◆ STATED GOAL
Repeat, without any change, the entries presented below.

◆ TASK INPUT
────────────────────────────────────────

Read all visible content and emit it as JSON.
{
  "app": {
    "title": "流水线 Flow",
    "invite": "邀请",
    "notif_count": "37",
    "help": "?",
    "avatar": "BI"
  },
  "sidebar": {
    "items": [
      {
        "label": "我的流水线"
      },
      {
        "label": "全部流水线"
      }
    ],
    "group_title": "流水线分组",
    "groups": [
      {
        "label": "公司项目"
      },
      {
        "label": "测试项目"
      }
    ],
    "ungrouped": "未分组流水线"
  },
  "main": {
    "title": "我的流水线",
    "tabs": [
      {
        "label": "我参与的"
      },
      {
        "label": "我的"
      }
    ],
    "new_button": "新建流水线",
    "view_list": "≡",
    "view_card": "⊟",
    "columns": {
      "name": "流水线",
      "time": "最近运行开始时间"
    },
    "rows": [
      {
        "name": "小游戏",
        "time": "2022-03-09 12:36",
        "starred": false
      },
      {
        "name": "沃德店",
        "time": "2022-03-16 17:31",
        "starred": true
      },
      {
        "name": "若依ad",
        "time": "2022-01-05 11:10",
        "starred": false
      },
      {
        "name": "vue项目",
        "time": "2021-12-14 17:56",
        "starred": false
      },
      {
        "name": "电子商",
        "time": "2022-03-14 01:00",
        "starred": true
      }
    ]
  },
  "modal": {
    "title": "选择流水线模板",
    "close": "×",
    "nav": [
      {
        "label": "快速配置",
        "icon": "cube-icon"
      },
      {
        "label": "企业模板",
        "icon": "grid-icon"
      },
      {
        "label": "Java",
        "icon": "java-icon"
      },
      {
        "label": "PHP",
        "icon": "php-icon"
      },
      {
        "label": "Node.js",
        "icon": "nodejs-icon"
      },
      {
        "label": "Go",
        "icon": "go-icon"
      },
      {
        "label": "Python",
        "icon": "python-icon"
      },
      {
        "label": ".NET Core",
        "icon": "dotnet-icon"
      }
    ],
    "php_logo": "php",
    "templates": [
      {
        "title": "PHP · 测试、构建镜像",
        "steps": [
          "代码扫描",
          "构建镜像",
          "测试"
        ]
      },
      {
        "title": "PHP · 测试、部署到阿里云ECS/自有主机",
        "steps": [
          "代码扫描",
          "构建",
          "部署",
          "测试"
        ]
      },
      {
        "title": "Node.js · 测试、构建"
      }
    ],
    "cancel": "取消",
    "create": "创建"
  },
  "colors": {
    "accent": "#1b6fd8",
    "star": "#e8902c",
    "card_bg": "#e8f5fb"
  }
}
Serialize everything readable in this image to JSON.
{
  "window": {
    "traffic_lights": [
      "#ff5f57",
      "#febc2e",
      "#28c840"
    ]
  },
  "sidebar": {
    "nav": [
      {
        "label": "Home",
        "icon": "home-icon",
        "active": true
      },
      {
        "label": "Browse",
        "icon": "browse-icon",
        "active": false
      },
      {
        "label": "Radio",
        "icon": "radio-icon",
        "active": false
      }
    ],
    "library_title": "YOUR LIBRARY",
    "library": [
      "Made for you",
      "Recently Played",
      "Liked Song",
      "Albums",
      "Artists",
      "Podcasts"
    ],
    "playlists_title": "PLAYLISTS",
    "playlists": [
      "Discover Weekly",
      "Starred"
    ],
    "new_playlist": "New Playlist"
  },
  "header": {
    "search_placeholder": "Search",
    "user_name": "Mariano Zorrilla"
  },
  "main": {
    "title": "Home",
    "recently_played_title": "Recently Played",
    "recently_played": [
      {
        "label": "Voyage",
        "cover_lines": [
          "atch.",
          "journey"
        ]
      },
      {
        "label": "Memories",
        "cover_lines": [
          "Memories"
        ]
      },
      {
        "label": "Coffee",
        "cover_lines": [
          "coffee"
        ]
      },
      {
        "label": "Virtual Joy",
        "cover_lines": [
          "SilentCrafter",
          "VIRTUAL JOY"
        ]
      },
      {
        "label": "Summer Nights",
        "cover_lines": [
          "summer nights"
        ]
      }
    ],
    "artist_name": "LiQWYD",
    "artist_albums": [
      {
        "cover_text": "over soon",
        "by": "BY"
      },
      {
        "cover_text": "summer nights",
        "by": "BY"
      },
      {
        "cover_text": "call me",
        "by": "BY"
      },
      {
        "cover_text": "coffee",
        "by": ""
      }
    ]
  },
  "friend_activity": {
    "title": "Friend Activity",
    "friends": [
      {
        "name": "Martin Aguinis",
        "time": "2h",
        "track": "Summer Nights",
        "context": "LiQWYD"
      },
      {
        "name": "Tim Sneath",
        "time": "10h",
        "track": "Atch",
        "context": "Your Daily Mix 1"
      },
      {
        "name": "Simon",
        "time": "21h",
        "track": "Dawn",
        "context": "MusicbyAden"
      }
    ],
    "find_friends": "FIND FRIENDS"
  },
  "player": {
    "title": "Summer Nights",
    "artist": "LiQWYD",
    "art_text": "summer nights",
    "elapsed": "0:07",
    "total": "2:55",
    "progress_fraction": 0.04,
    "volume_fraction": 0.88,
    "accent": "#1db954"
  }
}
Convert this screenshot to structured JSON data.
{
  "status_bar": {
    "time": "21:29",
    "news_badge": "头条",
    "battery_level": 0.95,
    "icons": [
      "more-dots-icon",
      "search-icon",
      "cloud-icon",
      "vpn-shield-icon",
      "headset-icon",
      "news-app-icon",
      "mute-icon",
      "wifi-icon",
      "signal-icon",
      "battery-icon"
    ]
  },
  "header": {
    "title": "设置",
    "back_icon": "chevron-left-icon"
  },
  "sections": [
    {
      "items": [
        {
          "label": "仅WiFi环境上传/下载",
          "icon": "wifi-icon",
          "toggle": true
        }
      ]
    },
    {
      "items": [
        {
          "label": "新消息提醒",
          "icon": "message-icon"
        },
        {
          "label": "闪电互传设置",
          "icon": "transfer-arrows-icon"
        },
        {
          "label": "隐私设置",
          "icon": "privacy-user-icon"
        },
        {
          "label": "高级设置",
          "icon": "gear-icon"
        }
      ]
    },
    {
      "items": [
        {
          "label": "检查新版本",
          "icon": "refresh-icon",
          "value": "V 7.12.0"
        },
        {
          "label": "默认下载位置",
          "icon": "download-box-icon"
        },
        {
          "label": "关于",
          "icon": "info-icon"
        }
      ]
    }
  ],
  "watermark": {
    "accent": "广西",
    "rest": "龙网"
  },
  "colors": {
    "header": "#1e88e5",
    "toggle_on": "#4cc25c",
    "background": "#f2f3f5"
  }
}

────────────────────────────────────────

◆ SOLUTION TO THIS EXERCISE
Read all visible content and emit it as JSON.
{
  "app": {
    "title": "流水线 Flow",
    "invite": "邀请",
    "notif_count": "37",
    "help": "?",
    "avatar": "BI"
  },
  "sidebar": {
    "items": [
      {
        "label": "我的流水线"
      },
      {
        "label": "全部流水线"
      }
    ],
    "group_title": "流水线分组",
    "groups": [
      {
        "label": "公司项目"
      },
      {
        "label": "测试项目"
      }
    ],
    "ungrouped": "未分组流水线"
  },
  "main": {
    "title": "我的流水线",
    "tabs": [
      {
        "label": "我参与的"
      },
      {
        "label": "我的"
      }
    ],
    "new_button": "新建流水线",
    "view_list": "≡",
    "view_card": "⊟",
    "columns": {
      "name": "流水线",
      "time": "最近运行开始时间"
    },
    "rows": [
      {
        "name": "小游戏",
        "time": "2022-03-09 12:36",
        "starred": false
      },
      {
        "name": "沃德店",
        "time": "2022-03-16 17:31",
        "starred": true
      },
      {
        "name": "若依ad",
        "time": "2022-01-05 11:10",
        "starred": false
      },
      {
        "name": "vue项目",
        "time": "2021-12-14 17:56",
        "starred": false
      },
      {
        "name": "电子商",
        "time": "2022-03-14 01:00",
        "starred": true
      }
    ]
  },
  "modal": {
    "title": "选择流水线模板",
    "close": "×",
    "nav": [
      {
        "label": "快速配置",
        "icon": "cube-icon"
      },
      {
        "label": "企业模板",
        "icon": "grid-icon"
      },
      {
        "label": "Java",
        "icon": "java-icon"
      },
      {
        "label": "PHP",
        "icon": "php-icon"
      },
      {
        "label": "Node.js",
        "icon": "nodejs-icon"
      },
      {
        "label": "Go",
        "icon": "go-icon"
      },
      {
        "label": "Python",
        "icon": "python-icon"
      },
      {
        "label": ".NET Core",
        "icon": "dotnet-icon"
      }
    ],
    "php_logo": "php",
    "templates": [
      {
        "title": "PHP · 测试、构建镜像",
        "steps": [
          "代码扫描",
          "构建镜像",
          "测试"
        ]
      },
      {
        "title": "PHP · 测试、部署到阿里云ECS/自有主机",
        "steps": [
          "代码扫描",
          "构建",
          "部署",
          "测试"
        ]
      },
      {
        "title": "Node.js · 测试、构建"
      }
    ],
    "cancel": "取消",
    "create": "创建"
  },
  "colors": {
    "accent": "#1b6fd8",
    "star": "#e8902c",
    "card_bg": "#e8f5fb"
  }
}
Serialize everything readable in this image to JSON.
{
  "window": {
    "traffic_lights": [
      "#ff5f57",
      "#febc2e",
      "#28c840"
    ]
  },
  "sidebar": {
    "nav": [
      {
        "label": "Home",
        "icon": "home-icon",
        "active": true
      },
      {
        "label": "Browse",
        "icon": "browse-icon",
        "active": false
      },
      {
        "label": "Radio",
        "icon": "radio-icon",
        "active": false
      }
    ],
    "library_title": "YOUR LIBRARY",
    "library": [
      "Made for you",
      "Recently Played",
      "Liked Song",
      "Albums",
      "Artists",
      "Podcasts"
    ],
    "playlists_title": "PLAYLISTS",
    "playlists": [
      "Discover Weekly",
      "Starred"
    ],
    "new_playlist": "New Playlist"
  },
  "header": {
    "search_placeholder": "Search",
    "user_name": "Mariano Zorrilla"
  },
  "main": {
    "title": "Home",
    "recently_played_title": "Recently Played",
    "recently_played": [
      {
        "label": "Voyage",
        "cover_lines": [
          "atch.",
          "journey"
        ]
      },
      {
        "label": "Memories",
        "cover_lines": [
          "Memories"
        ]
      },
      {
        "label": "Coffee",
        "cover_lines": [
          "coffee"
        ]
      },
      {
        "label": "Virtual Joy",
        "cover_lines": [
          "SilentCrafter",
          "VIRTUAL JOY"
        ]
      },
      {
        "label": "Summer Nights",
        "cover_lines": [
          "summer nights"
        ]
      }
    ],
    "artist_name": "LiQWYD",
    "artist_albums": [
      {
        "cover_text": "over soon",
        "by": "BY"
      },
      {
        "cover_text": "summer nights",
        "by": "BY"
      },
      {
        "cover_text": "call me",
        "by": "BY"
      },
      {
        "cover_text": "coffee",
        "by": ""
      }
    ]
  },
  "friend_activity": {
    "title": "Friend Activity",
    "friends": [
      {
        "name": "Martin Aguinis",
        "time": "2h",
        "track": "Summer Nights",
        "context": "LiQWYD"
      },
      {
        "name": "Tim Sneath",
        "time": "10h",
        "track": "Atch",
        "context": "Your Daily Mix 1"
      },
      {
        "name": "Simon",
        "time": "21h",
        "track": "Dawn",
        "context": "MusicbyAden"
      }
    ],
    "find_friends": "FIND FRIENDS"
  },
  "player": {
    "title": "Summer Nights",
    "artist": "LiQWYD",
    "art_text": "summer nights",
    "elapsed": "0:07",
    "total": "2:55",
    "progress_fraction": 0.04,
    "volume_fraction": 0.88,
    "accent": "#1db954"
  }
}
Convert this screenshot to structured JSON data.
{
  "status_bar": {
    "time": "21:29",
    "news_badge": "头条",
    "battery_level": 0.95,
    "icons": [
      "more-dots-icon",
      "search-icon",
      "cloud-icon",
      "vpn-shield-icon",
      "headset-icon",
      "news-app-icon",
      "mute-icon",
      "wifi-icon",
      "signal-icon",
      "battery-icon"
    ]
  },
  "header": {
    "title": "设置",
    "back_icon": "chevron-left-icon"
  },
  "sections": [
    {
      "items": [
        {
          "label": "仅WiFi环境上传/下载",
          "icon": "wifi-icon",
          "toggle": true
        }
      ]
    },
    {
      "items": [
        {
          "label": "新消息提醒",
          "icon": "message-icon"
        },
        {
          "label": "闪电互传设置",
          "icon": "transfer-arrows-icon"
        },
        {
          "label": "隐私设置",
          "icon": "privacy-user-icon"
        },
        {
          "label": "高级设置",
          "icon": "gear-icon"
        }
      ]
    },
    {
      "items": [
        {
          "label": "检查新版本",
          "icon": "refresh-icon",
          "value": "V 7.12.0"
        },
        {
          "label": "默认下载位置",
          "icon": "download-box-icon"
        },
        {
          "label": "关于",
          "icon": "info-icon"
        }
      ]
    }
  ],
  "watermark": {
    "accent": "广西",
    "rest": "龙网"
  },
  "colors": {
    "header": "#1e88e5",
    "toggle_on": "#4cc25c",
    "background": "#f2f3f5"
  }
}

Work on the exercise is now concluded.